STATED EXERCISE — Everything in the listing except the pictures should be written out exactly.

— Start of DATA SUPPLIED —

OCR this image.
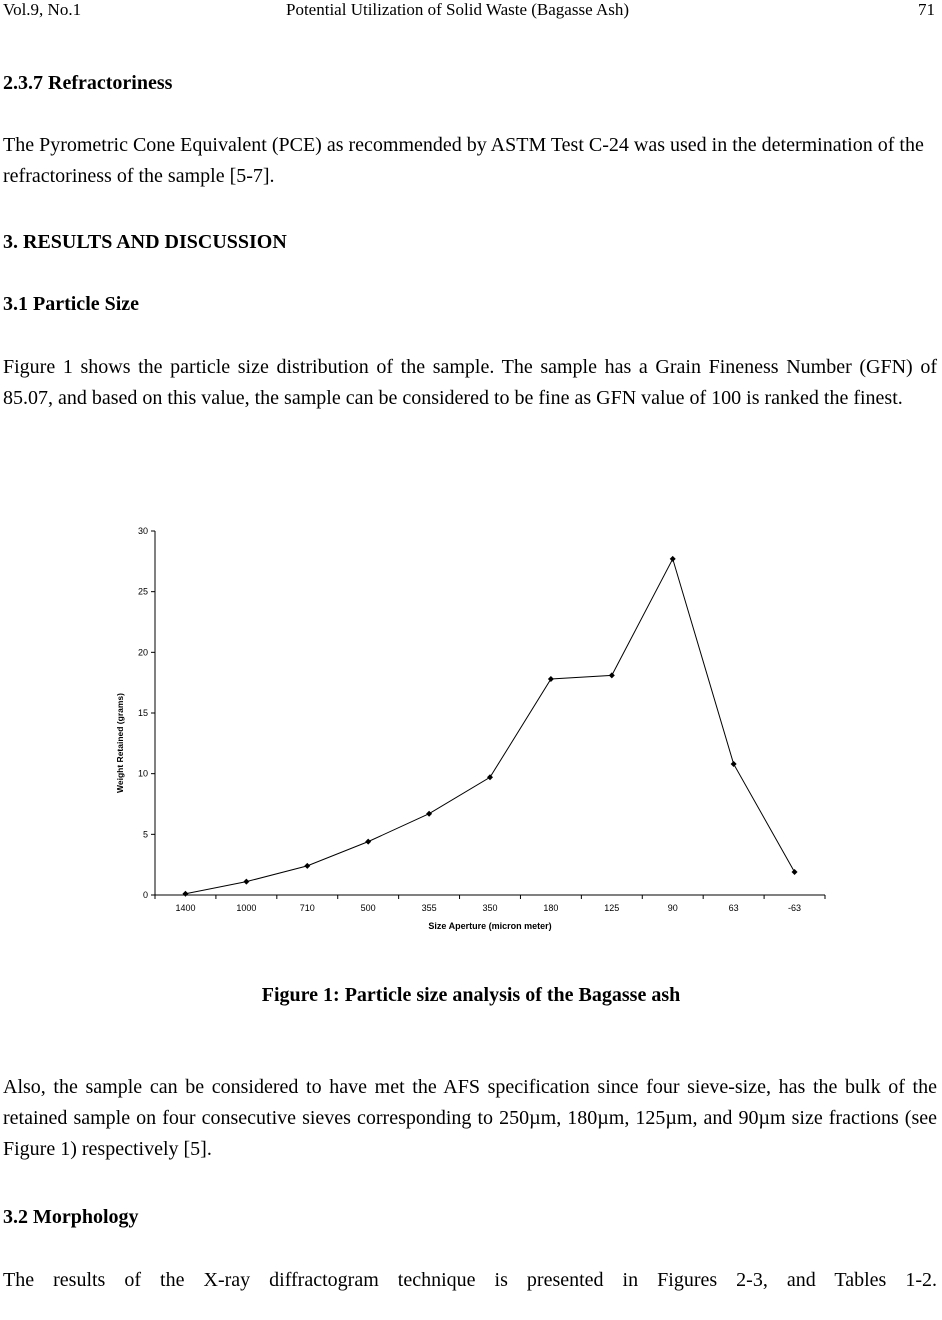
Vol.9, No.1	Potential Utilization of Solid Waste (Bagasse Ash)	71
2.3.7 Refractoriness

The Pyrometric Cone Equivalent (PCE) as recommended by ASTM Test C-24 was used in the determination of the refractoriness of the sample [5-7].

3. RESULTS AND DISCUSSION
3.1 Particle Size

Figure 1 shows the particle size distribution of the sample. The sample has a Grain Fineness Number (GFN) of 85.07, and based on this value, the sample can be considered to be fine as GFN value of 100 is ranked the finest.

0
5
10
15
20
25
30
1400	1000	710	500	355	350	180	125	90	63	-63
Size Aperture (micron meter)
Weight Retained (grams)

Figure 1: Particle size analysis of the Bagasse ash

Also, the sample can be considered to have met the AFS specification since four sieve-size, has the bulk of the retained sample on four consecutive sieves corresponding to 250µm, 180µm, 125µm, and 90µm size fractions (see Figure 1) respectively [5].

3.2 Morphology

The results of the X-ray diffractogram technique is presented in Figures 2-3, and Tables 1-2.
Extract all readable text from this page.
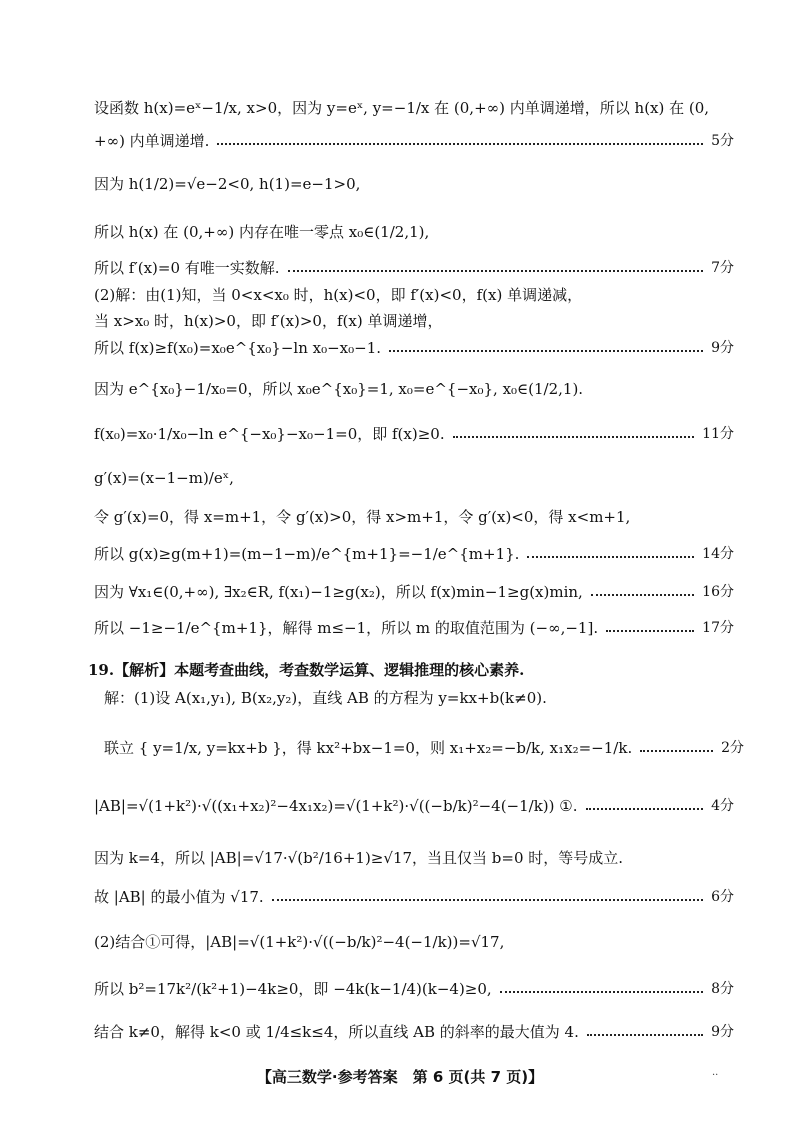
设函数 h(x)=eˣ−1/x, x>0，因为 y=eˣ, y=−1/x 在 (0,+∞) 内单调递增，所以 h(x) 在 (0,
+∞) 内单调递增.	5分
因为 h(1/2)=√e−2<0, h(1)=e−1>0,
所以 h(x) 在 (0,+∞) 内存在唯一零点 x₀∈(1/2,1),
所以 f′(x)=0 有唯一实数解.	7分
(2)解：由(1)知，当 0<x<x₀ 时，h(x)<0，即 f′(x)<0，f(x) 单调递减，
当 x>x₀ 时，h(x)>0，即 f′(x)>0，f(x) 单调递增，
所以 f(x)≥f(x₀)=x₀e^{x₀}−ln x₀−x₀−1.	9分
因为 e^{x₀}−1/x₀=0，所以 x₀e^{x₀}=1, x₀=e^{−x₀}, x₀∈(1/2,1).
f(x₀)=x₀·1/x₀−ln e^{−x₀}−x₀−1=0，即 f(x)≥0.	11分
g′(x)=(x−1−m)/eˣ,
令 g′(x)=0，得 x=m+1，令 g′(x)>0，得 x>m+1，令 g′(x)<0，得 x<m+1,
所以 g(x)≥g(m+1)=(m−1−m)/e^{m+1}=−1/e^{m+1}.	14分
因为 ∀x₁∈(0,+∞), ∃x₂∈R, f(x₁)−1≥g(x₂)，所以 f(x)min−1≥g(x)min,	16分
所以 −1≥−1/e^{m+1}，解得 m≤−1，所以 m 的取值范围为 (−∞,−1].	17分
19.【解析】本题考查曲线，考查数学运算、逻辑推理的核心素养.
解：(1)设 A(x₁,y₁), B(x₂,y₂)，直线 AB 的方程为 y=kx+b(k≠0).
联立 { y=1/x, y=kx+b }，得 kx²+bx−1=0，则 x₁+x₂=−b/k, x₁x₂=−1/k.	2分
|AB|=√(1+k²)·√((x₁+x₂)²−4x₁x₂)=√(1+k²)·√((−b/k)²−4(−1/k)) ①.	4分
因为 k=4，所以 |AB|=√17·√(b²/16+1)≥√17，当且仅当 b=0 时，等号成立.
故 |AB| 的最小值为 √17.	6分
(2)结合①可得，|AB|=√(1+k²)·√((−b/k)²−4(−1/k))=√17,
所以 b²=17k²/(k²+1)−4k≥0，即 −4k(k−1/4)(k−4)≥0,	8分
结合 k≠0，解得 k<0 或 1/4≤k≤4，所以直线 AB 的斜率的最大值为 4.	9分
【高三数学·参考答案　第 6 页(共 7 页)】	··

— End of DATA SUPPLIED —

COMPLETED EXERCISE —
OCR this image.
Vol.9, No.1	Potential Utilization of Solid Waste (Bagasse Ash)	71
2.3.7 Refractoriness

The Pyrometric Cone Equivalent (PCE) as recommended by ASTM Test C-24 was used in the determination of the refractoriness of the sample [5-7].

3. RESULTS AND DISCUSSION
3.1 Particle Size

Figure 1 shows the particle size distribution of the sample. The sample has a Grain Fineness Number (GFN) of 85.07, and based on this value, the sample can be considered to be fine as GFN value of 100 is ranked the finest.

0
5
10
15
20
25
30
1400	1000	710	500	355	350	180	125	90	63	-63
Size Aperture (micron meter)
Weight Retained (grams)

Figure 1: Particle size analysis of the Bagasse ash

Also, the sample can be considered to have met the AFS specification since four sieve-size, has the bulk of the retained sample on four consecutive sieves corresponding to 250µm, 180µm, 125µm, and 90µm size fractions (see Figure 1) respectively [5].

3.2 Morphology

The results of the X-ray diffractogram technique is presented in Figures 2-3, and Tables 1-2.
Extract all readable text from this page.
设函数 h(x)=eˣ−1/x, x>0，因为 y=eˣ, y=−1/x 在 (0,+∞) 内单调递增，所以 h(x) 在 (0,
+∞) 内单调递增.	5分
因为 h(1/2)=√e−2<0, h(1)=e−1>0,
所以 h(x) 在 (0,+∞) 内存在唯一零点 x₀∈(1/2,1),
所以 f′(x)=0 有唯一实数解.	7分
(2)解：由(1)知，当 0<x<x₀ 时，h(x)<0，即 f′(x)<0，f(x) 单调递减，
当 x>x₀ 时，h(x)>0，即 f′(x)>0，f(x) 单调递增，
所以 f(x)≥f(x₀)=x₀e^{x₀}−ln x₀−x₀−1.	9分
因为 e^{x₀}−1/x₀=0，所以 x₀e^{x₀}=1, x₀=e^{−x₀}, x₀∈(1/2,1).
f(x₀)=x₀·1/x₀−ln e^{−x₀}−x₀−1=0，即 f(x)≥0.	11分
g′(x)=(x−1−m)/eˣ,
令 g′(x)=0，得 x=m+1，令 g′(x)>0，得 x>m+1，令 g′(x)<0，得 x<m+1,
所以 g(x)≥g(m+1)=(m−1−m)/e^{m+1}=−1/e^{m+1}.	14分
因为 ∀x₁∈(0,+∞), ∃x₂∈R, f(x₁)−1≥g(x₂)，所以 f(x)min−1≥g(x)min,	16分
所以 −1≥−1/e^{m+1}，解得 m≤−1，所以 m 的取值范围为 (−∞,−1].	17分
19.【解析】本题考查曲线，考查数学运算、逻辑推理的核心素养.
解：(1)设 A(x₁,y₁), B(x₂,y₂)，直线 AB 的方程为 y=kx+b(k≠0).
联立 { y=1/x, y=kx+b }，得 kx²+bx−1=0，则 x₁+x₂=−b/k, x₁x₂=−1/k.	2分
|AB|=√(1+k²)·√((x₁+x₂)²−4x₁x₂)=√(1+k²)·√((−b/k)²−4(−1/k)) ①.	4分
因为 k=4，所以 |AB|=√17·√(b²/16+1)≥√17，当且仅当 b=0 时，等号成立.
故 |AB| 的最小值为 √17.	6分
(2)结合①可得，|AB|=√(1+k²)·√((−b/k)²−4(−1/k))=√17,
所以 b²=17k²/(k²+1)−4k≥0，即 −4k(k−1/4)(k−4)≥0,	8分
结合 k≠0，解得 k<0 或 1/4≤k≤4，所以直线 AB 的斜率的最大值为 4.	9分
【高三数学·参考答案　第 6 页(共 7 页)】	··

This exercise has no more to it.